• **Set exercise**
Look through the listing below and work out how many of its lines hold the word "oilalar". Give only the number.
------------------------------------------------
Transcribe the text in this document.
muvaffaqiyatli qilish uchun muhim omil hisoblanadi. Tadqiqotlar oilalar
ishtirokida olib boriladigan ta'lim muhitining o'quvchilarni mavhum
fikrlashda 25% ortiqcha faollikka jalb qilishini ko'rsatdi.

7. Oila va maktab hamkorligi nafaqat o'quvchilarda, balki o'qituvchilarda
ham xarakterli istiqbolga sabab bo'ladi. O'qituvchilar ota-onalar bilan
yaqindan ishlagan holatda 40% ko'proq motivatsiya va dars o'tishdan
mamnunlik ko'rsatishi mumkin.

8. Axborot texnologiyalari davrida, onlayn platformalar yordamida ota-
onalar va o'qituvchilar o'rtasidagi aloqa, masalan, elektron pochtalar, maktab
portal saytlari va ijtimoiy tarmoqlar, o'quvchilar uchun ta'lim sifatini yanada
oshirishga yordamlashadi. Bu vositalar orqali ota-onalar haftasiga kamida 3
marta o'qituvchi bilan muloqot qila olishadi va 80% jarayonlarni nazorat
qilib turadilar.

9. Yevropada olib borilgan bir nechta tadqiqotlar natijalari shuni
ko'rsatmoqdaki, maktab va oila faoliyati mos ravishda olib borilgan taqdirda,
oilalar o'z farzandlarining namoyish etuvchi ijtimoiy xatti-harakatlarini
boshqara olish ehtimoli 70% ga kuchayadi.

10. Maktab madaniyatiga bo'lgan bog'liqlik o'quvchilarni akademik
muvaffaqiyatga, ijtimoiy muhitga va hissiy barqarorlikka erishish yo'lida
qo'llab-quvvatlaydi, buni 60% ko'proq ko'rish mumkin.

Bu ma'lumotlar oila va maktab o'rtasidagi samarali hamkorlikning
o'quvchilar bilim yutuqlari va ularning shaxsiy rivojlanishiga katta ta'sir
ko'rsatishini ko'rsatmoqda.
------------------------------------------------
• **Answer to the problem**
2